* [What you need to do]: The required output is a copy of each line in the material below that includes "regulator".

* [Given data]:
__________

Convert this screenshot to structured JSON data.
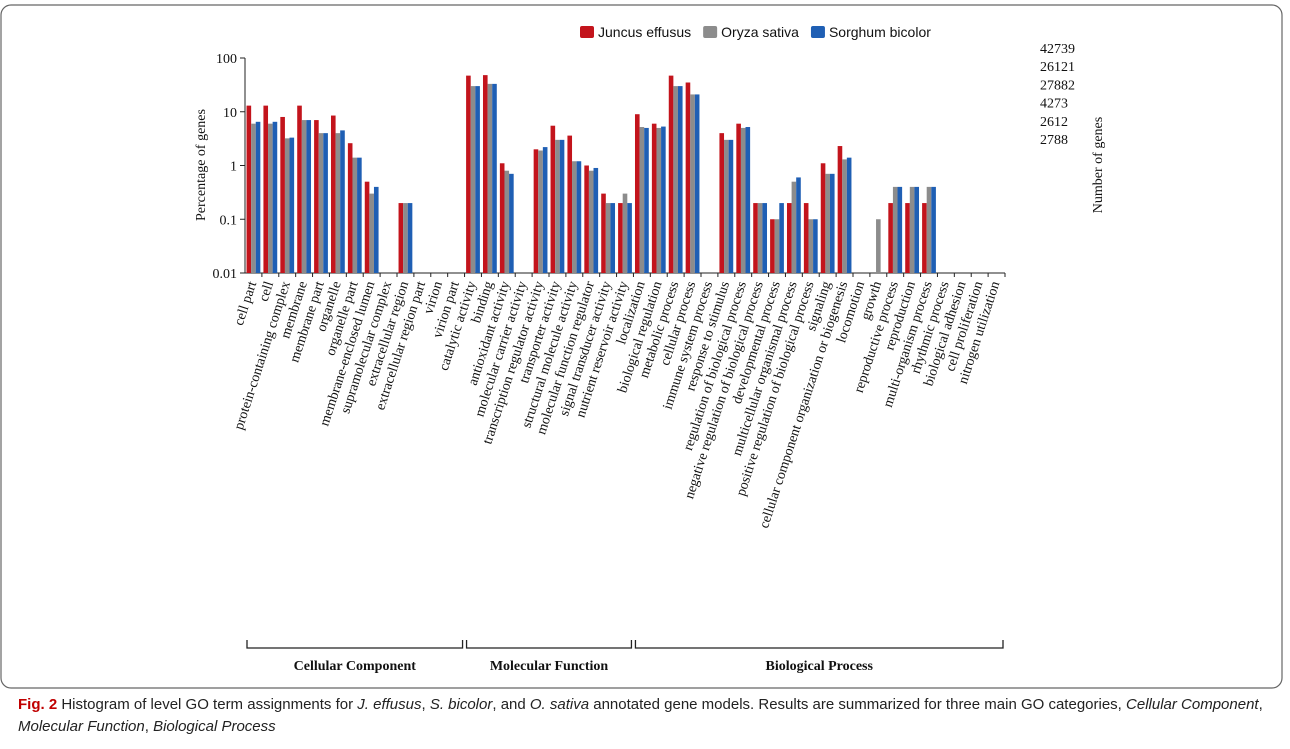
{
  "chart_data": {
    "type": "bar",
    "log_scale": true,
    "ylabel": "Percentage of genes",
    "y2label": "Number of genes",
    "right_labels": [
      42739,
      26121,
      27882,
      4273,
      2612,
      2788
    ],
    "ylim": [
      0.01,
      100
    ],
    "yticks": [
      0.01,
      0.1,
      1,
      10,
      100
    ],
    "categories": [
      "cell part",
      "cell",
      "protein-containing complex",
      "membrane",
      "membrane part",
      "organelle",
      "organelle part",
      "membrane-enclosed lumen",
      "supramolecular complex",
      "extracellular region",
      "extracellular region part",
      "virion",
      "virion part",
      "catalytic activity",
      "binding",
      "antioxidant activity",
      "molecular carrier activity",
      "transcription regulator activity",
      "transporter activity",
      "structural molecule activity",
      "molecular function regulator",
      "signal transducer activity",
      "nutrient reservoir activity",
      "localization",
      "biological regulation",
      "metabolic process",
      "cellular process",
      "immune system process",
      "response to stimulus",
      "regulation of biological process",
      "negative regulation of biological process",
      "developmental process",
      "multicellular organismal process",
      "positive regulation of biological process",
      "signaling",
      "cellular component organization or biogenesis",
      "locomotion",
      "growth",
      "reproductive process",
      "reproduction",
      "multi-organism process",
      "rhythmic process",
      "biological adhesion",
      "cell proliferation",
      "nitrogen utilization"
    ],
    "groups": [
      "Cellular Component",
      "Molecular Function",
      "Biological Process"
    ],
    "series": [
      {
        "name": "Juncus effusus",
        "color": "#c3141c",
        "values": [
          13,
          13,
          8,
          13,
          7,
          8.5,
          2.6,
          0.5,
          null,
          0.2,
          null,
          null,
          null,
          47,
          48,
          1.1,
          null,
          2,
          5.5,
          3.6,
          1,
          0.3,
          0.2,
          9,
          6,
          47,
          35,
          null,
          4,
          6,
          0.2,
          0.1,
          0.2,
          0.2,
          1.1,
          2.3,
          null,
          null,
          0.2,
          0.2,
          0.2,
          null,
          null,
          null,
          null
        ]
      },
      {
        "name": "Oryza sativa",
        "color": "#8c8c8c",
        "values": [
          6,
          6,
          3.2,
          7,
          4,
          4,
          1.4,
          0.3,
          null,
          0.2,
          null,
          null,
          null,
          30,
          33,
          0.8,
          null,
          1.9,
          3,
          1.2,
          0.8,
          0.2,
          0.3,
          5.2,
          5,
          30,
          21,
          null,
          3,
          5,
          0.2,
          0.1,
          0.5,
          0.1,
          0.7,
          1.3,
          null,
          0.1,
          0.4,
          0.4,
          0.4,
          null,
          null,
          null,
          null
        ]
      },
      {
        "name": "Sorghum bicolor",
        "color": "#1f5fb4",
        "values": [
          6.5,
          6.5,
          3.3,
          7,
          4,
          4.5,
          1.4,
          0.4,
          null,
          0.2,
          null,
          null,
          null,
          30,
          33,
          0.7,
          null,
          2.2,
          3,
          1.2,
          0.9,
          0.2,
          0.2,
          5,
          5.3,
          30,
          21,
          null,
          3,
          5.2,
          0.2,
          0.2,
          0.6,
          0.1,
          0.7,
          1.4,
          null,
          null,
          0.4,
          0.4,
          0.4,
          null,
          null,
          null,
          null
        ]
      }
    ]
  },
  "caption": {
    "label": "Fig. 2",
    "segments": [
      {
        "text": " Histogram of level GO term assignments for ",
        "italic": false
      },
      {
        "text": "J. effusus",
        "italic": true
      },
      {
        "text": ", ",
        "italic": false
      },
      {
        "text": "S. bicolor",
        "italic": true
      },
      {
        "text": ", and ",
        "italic": false
      },
      {
        "text": "O. sativa",
        "italic": true
      },
      {
        "text": " annotated gene models. Results are summarized for three main GO categories, ",
        "italic": false
      },
      {
        "text": "Cellular Component",
        "italic": true
      },
      {
        "text": ", ",
        "italic": false
      },
      {
        "text": "Molecular Function",
        "italic": true
      },
      {
        "text": ", ",
        "italic": false
      },
      {
        "text": "Biological Process",
        "italic": true
      }
    ]
  }
}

__________

* [Exercise response]:
      "transcription regulator activity",
      "molecular function regulator",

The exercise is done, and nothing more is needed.